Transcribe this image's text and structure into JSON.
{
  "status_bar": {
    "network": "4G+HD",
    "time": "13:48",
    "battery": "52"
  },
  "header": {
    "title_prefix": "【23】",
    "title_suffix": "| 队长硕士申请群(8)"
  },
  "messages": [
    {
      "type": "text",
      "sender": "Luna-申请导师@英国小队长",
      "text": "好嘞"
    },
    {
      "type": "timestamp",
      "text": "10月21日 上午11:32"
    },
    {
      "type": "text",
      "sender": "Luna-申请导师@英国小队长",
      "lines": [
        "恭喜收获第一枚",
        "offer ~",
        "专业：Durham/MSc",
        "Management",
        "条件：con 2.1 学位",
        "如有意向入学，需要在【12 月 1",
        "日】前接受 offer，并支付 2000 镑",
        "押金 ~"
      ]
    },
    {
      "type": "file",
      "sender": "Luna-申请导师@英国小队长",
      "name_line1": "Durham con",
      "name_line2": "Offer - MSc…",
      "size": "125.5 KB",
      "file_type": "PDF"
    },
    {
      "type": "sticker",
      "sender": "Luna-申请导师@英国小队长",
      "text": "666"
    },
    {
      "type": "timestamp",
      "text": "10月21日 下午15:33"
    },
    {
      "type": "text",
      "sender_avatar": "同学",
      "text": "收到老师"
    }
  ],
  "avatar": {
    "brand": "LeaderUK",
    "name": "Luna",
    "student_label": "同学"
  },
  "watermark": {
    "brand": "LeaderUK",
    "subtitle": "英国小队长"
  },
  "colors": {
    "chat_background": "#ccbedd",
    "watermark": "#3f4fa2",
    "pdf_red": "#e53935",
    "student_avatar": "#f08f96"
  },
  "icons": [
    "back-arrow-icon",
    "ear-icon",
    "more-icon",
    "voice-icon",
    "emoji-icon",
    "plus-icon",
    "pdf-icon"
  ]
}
+++
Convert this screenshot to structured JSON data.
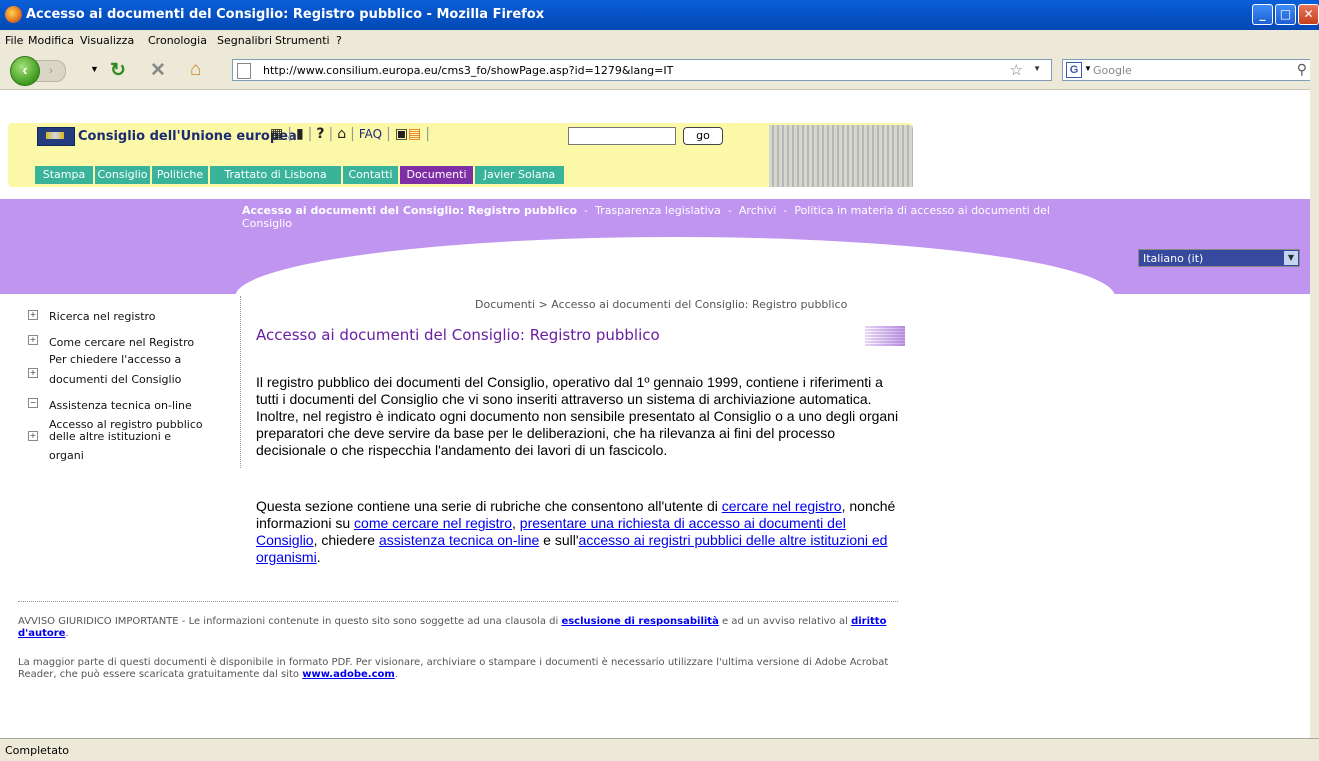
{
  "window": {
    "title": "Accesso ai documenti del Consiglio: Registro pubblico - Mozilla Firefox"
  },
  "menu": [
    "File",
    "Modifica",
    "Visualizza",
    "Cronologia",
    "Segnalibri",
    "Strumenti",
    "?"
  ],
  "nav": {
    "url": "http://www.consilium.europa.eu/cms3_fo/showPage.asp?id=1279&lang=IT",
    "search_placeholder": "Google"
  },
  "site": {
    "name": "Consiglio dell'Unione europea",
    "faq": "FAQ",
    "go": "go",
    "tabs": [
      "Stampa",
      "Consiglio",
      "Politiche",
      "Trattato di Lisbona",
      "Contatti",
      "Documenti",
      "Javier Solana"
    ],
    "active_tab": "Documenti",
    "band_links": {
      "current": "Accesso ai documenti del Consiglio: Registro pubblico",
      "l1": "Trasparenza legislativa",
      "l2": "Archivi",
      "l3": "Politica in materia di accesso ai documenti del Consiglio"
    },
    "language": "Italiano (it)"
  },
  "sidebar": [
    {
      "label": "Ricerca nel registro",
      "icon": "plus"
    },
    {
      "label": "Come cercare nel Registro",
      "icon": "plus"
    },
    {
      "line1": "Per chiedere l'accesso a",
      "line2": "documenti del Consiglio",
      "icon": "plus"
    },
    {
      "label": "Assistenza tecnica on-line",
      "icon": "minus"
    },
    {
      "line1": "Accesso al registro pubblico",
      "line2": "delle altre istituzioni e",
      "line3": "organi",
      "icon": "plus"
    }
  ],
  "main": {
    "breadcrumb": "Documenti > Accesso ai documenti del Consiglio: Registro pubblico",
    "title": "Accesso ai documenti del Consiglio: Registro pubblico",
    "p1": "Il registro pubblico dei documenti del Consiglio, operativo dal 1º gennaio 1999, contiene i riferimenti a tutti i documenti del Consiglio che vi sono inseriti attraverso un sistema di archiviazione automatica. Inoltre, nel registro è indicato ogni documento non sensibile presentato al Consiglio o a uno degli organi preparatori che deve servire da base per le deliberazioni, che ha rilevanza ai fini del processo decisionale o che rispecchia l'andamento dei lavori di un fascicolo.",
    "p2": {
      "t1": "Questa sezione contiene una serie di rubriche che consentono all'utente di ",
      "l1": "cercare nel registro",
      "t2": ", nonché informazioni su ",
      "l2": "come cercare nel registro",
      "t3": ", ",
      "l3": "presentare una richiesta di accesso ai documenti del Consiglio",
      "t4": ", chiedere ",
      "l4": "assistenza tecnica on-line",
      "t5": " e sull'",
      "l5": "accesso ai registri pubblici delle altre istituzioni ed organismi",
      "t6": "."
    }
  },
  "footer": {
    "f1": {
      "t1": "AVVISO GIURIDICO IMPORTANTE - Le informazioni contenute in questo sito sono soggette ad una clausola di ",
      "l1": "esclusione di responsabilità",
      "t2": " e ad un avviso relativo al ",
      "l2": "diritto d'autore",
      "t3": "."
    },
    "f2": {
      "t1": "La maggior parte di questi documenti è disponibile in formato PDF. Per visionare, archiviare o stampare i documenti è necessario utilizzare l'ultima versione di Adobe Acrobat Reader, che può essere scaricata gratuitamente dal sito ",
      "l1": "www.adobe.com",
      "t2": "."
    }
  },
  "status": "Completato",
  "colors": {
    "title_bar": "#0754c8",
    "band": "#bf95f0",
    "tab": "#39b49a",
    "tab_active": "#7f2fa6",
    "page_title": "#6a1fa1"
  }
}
+++
▸ To do: Which lines in the listing above hold the word "pubblico"? Show each of them.

▸ The result:
    "title": "Accesso ai documenti del Consiglio: Registro pubblico - Mozilla Firefox"
      "current": "Accesso ai documenti del Consiglio: Registro pubblico",
      "line1": "Accesso al registro pubblico",
    "breadcrumb": "Documenti > Accesso ai documenti del Consiglio: Registro pubblico",
    "title": "Accesso ai documenti del Consiglio: Registro pubblico",
    "p1": "Il registro pubblico dei documenti del Consiglio, operativo dal 1º gennaio 1999, contiene i riferimenti a tutti i documenti del Consiglio che vi sono inseriti attraverso un sistema di archiviazione automatica. Inoltre, nel registro è indicato ogni documento non sensibile presentato al Consiglio o a uno degli organi preparatori che deve servire da base per le deliberazioni, che ha rilevanza ai fini del processo decisionale o che rispecchia l'andamento dei lavori di un fascicolo.",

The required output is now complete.